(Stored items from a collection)

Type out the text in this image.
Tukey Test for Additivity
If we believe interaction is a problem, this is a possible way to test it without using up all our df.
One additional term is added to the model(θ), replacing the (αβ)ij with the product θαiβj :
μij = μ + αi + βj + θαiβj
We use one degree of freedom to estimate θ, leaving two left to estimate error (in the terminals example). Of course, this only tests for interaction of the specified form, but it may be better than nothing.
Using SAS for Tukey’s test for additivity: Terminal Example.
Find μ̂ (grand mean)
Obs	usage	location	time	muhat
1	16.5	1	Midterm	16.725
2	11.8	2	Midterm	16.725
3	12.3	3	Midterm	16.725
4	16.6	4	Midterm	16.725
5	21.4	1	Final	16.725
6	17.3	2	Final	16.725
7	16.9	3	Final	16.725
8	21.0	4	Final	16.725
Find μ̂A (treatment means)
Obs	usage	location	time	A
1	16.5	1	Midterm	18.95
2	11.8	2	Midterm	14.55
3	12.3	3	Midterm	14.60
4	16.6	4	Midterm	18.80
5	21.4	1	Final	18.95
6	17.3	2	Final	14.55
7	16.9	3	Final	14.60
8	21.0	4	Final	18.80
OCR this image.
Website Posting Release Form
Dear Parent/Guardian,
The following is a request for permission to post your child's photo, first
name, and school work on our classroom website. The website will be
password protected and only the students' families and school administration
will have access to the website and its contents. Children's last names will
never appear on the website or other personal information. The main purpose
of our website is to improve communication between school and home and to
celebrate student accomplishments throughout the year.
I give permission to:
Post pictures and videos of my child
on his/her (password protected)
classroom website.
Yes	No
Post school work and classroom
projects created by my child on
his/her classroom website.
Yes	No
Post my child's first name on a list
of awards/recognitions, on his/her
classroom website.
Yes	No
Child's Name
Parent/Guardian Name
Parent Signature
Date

WRITTEN INSTRUCTION:
Find each line holding the word "time" and copy it.

WRITTEN REPLY:
Obs	usage	location	time	muhat
Obs	usage	location	time	A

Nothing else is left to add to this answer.